• 503
    hele bi toplanın beyler bayanlar milli takımı kurtarıyorum. bundan 10 yıl sonra değerimi anlayıp heykelimi dikeceksiniz. yaz kızım;

    1- şikeyi aklayan, bjk'yi batıran, 2 kelimeyi bir araya getiremeyen tüpçü futboldan uzaklaştırılacak. mümkünse ülke sınırları dışına gönderilip ülkeye giriş yasağı getirilecek. adam futbolumuzu o kadar ilerletti ki görülmüyor artık.

    2- tff başkanlığına trabzon'a verdiği hizmetlerden ötürü teşekkür edip sabaha bırakılmadan şenol güneş getirilecek.

    3- abdullah avcı: senin ibb'den ve milli takımdan barca yaratma hayalini sikeyim. lan amk salağı en basitinden madem barca diyon yerli xavi nerde amk? göksel gümüşdağ'ın ve menajerlerin kuklasından daha fazlasını beklemek hata.

    4- fener götü kurtarsın diye 2012 avru kupasına gitmemek için milli takımı satışa getiren volkan-emre ve gökhan gönül'e milli takım kapıları sonuna kadar kapanmalı. onur var amk. neyse hepsini yapamazsak gökhan tövbe ederse gelsin oynasın. kalede rüştü bile oynar ayrıca.

    5- sen git şikeci ırkçı oç emre. senin amkoyım ben.

    6- bugünkü sakatlık yalanlarının hepsi gerçek olamaz. arda-gökhan-burak-selçuk-topal olayı iyice araştırılmalı, yalandan milli formadan kaçanların bileti kesilmeli. suçlular ülkece vatan haini ilan edilmeli.

    7- fatih terim sadece gazlıyoooooo yeaaaaa diyen yavşaklar taksim'de sallandırılmalı. terim zaten siksen gelmez.bunun için en azından geri kalan maçlar için nostradamustafa takımın başına getirilmeli. kabul etmezse hikmet karaman-ziya doğan-yılmaz vural 3lüsünün kombinasyonları teknik ekibe kazandırılmalı.

    8- mesut kaptırıldı diye her gurbetçi milli takıma alınmamalı. alacaksan al hurşutu. hurşut > (sercan+tunay) * 5 sad but true. ayrıca tunay ne abi. tunay diye futbolcu mu olur çocuklar mahalle maçında takıma almazlar.*

    9- sivaslı erman kılıç, kasımpaşalı adem büyük ve hüseyin kala gibi isimlerin karşısına geçip bugüne kadar milli takıma çağırılmadıkları için diz çökülmeli. yalvar yakar bir şekilde milli takıma kazandırılmalı.

    10- hakan şükür'ün götünün kılı > bütün yerli forvetler. bir daha ki resmi maçlar 5 ay sonra. 5 ay idman yapsın 6 maç en az 5 gol. sad but true.

+ + + + + + +

◆ Yazılı istek 1 ◆
Kayıtların ilk satırından "hero-title-line: BOOK YOUR" ifadesinin geçtiği satıra kadar olan satırları, iki uç da dahil olmak üzere aynen yeniden yazın.

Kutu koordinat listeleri
+ + + + + + +

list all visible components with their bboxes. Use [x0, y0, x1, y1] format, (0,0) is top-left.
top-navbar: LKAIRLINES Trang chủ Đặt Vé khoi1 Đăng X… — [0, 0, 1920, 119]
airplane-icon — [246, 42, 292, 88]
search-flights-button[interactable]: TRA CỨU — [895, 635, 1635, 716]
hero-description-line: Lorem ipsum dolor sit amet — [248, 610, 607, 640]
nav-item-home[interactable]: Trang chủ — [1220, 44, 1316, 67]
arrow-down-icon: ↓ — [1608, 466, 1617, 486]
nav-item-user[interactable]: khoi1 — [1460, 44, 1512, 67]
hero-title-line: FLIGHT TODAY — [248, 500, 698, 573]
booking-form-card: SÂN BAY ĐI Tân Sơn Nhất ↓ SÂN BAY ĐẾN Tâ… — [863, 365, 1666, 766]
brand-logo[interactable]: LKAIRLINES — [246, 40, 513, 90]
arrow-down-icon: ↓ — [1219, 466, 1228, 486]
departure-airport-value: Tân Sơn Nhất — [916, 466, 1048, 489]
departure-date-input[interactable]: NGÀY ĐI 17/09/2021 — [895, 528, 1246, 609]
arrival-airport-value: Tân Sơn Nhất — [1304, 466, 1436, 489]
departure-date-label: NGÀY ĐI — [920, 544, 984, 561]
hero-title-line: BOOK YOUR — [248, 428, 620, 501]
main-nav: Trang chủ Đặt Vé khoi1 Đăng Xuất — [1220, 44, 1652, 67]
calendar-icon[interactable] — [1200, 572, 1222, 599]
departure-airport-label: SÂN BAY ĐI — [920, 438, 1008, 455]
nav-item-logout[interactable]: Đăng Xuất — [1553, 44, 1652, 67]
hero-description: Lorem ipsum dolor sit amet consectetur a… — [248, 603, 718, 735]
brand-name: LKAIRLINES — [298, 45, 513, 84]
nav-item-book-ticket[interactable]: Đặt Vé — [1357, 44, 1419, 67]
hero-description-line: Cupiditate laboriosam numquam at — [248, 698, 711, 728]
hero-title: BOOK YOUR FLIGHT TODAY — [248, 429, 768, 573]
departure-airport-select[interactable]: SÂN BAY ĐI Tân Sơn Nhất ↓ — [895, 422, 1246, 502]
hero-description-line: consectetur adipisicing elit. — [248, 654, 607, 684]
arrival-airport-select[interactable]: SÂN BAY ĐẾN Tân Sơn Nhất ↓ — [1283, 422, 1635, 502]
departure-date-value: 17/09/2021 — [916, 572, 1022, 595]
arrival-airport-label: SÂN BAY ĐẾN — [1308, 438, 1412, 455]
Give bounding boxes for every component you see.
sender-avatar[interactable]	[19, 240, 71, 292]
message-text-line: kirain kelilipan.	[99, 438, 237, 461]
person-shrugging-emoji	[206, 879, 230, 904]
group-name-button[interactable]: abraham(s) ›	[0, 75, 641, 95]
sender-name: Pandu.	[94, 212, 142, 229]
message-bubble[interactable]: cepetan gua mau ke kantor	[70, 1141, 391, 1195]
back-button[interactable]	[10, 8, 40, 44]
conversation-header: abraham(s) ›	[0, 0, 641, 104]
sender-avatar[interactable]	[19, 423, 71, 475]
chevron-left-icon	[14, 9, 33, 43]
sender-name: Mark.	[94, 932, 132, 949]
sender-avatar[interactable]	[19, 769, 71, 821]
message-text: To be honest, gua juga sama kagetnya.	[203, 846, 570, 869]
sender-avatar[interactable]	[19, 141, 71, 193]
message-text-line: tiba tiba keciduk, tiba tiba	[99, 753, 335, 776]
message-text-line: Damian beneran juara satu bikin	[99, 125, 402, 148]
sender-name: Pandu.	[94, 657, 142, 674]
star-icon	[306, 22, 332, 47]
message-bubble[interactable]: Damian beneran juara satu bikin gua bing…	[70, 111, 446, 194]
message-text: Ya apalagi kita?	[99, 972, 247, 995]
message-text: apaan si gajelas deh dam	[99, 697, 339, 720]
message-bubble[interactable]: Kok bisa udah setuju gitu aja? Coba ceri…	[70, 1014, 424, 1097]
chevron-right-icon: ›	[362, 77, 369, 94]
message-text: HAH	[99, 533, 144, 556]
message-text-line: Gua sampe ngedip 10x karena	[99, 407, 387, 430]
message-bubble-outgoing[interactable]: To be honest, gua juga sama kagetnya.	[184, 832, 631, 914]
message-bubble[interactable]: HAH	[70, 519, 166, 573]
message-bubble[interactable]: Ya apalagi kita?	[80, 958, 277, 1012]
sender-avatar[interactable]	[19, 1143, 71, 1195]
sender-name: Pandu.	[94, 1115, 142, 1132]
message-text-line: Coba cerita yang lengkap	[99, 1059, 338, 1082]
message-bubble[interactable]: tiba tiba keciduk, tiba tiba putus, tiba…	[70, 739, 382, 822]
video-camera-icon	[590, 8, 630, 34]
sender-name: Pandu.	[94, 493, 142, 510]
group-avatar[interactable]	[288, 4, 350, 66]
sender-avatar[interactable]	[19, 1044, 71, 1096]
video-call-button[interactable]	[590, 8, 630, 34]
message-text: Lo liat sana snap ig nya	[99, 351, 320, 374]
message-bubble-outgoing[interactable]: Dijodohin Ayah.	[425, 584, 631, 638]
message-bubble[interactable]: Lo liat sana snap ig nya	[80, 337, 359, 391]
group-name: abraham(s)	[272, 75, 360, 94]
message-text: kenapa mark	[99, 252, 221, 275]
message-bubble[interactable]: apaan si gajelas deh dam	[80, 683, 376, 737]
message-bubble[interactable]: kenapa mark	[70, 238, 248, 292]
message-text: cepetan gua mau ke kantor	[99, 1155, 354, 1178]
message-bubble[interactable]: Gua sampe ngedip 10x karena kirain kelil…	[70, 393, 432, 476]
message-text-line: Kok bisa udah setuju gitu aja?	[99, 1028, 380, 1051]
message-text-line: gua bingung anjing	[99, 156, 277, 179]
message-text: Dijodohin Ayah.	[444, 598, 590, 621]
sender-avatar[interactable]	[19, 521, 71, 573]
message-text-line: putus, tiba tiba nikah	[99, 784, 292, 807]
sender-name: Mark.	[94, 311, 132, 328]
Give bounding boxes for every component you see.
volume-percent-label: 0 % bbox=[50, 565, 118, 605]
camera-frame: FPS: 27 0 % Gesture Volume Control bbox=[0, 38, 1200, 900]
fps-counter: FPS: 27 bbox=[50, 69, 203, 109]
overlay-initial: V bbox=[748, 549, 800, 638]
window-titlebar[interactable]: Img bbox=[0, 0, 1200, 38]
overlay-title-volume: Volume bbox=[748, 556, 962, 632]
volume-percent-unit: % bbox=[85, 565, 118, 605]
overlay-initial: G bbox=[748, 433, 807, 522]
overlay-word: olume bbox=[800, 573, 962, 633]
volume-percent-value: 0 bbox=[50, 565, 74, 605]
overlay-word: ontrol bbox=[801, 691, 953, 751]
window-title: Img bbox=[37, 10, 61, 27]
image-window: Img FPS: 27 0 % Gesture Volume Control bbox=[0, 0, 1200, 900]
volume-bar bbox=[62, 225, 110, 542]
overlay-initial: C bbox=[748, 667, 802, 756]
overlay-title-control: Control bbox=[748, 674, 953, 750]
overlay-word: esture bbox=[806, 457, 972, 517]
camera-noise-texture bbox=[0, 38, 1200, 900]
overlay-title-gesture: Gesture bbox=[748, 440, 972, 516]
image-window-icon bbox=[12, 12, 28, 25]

+ + + + + + +

◆ Yazılı istek 2 ◆
Milli takımla ilgili metne göre TFF başkanlığına kimin getirilmesi isteniyor?

◆ Yanıt 1 ◆
list all visible components with their bboxes. Use [x0, y0, x1, y1] format, (0,0) is top-left.
top-navbar: LKAIRLINES Trang chủ Đặt Vé khoi1 Đăng X… — [0, 0, 1920, 119]
airplane-icon — [246, 42, 292, 88]
search-flights-button[interactable]: TRA CỨU — [895, 635, 1635, 716]
hero-description-line: Lorem ipsum dolor sit amet — [248, 610, 607, 640]
nav-item-home[interactable]: Trang chủ — [1220, 44, 1316, 67]
arrow-down-icon: ↓ — [1608, 466, 1617, 486]
nav-item-user[interactable]: khoi1 — [1460, 44, 1512, 67]
hero-title-line: FLIGHT TODAY — [248, 500, 698, 573]
booking-form-card: SÂN BAY ĐI Tân Sơn Nhất ↓ SÂN BAY ĐẾN Tâ… — [863, 365, 1666, 766]
brand-logo[interactable]: LKAIRLINES — [246, 40, 513, 90]
arrow-down-icon: ↓ — [1219, 466, 1228, 486]
departure-airport-value: Tân Sơn Nhất — [916, 466, 1048, 489]
departure-date-input[interactable]: NGÀY ĐI 17/09/2021 — [895, 528, 1246, 609]
arrival-airport-value: Tân Sơn Nhất — [1304, 466, 1436, 489]
departure-date-label: NGÀY ĐI — [920, 544, 984, 561]
hero-title-line: BOOK YOUR — [248, 428, 620, 501]

◆ Yanıt 2 ◆
Şenol Güneş.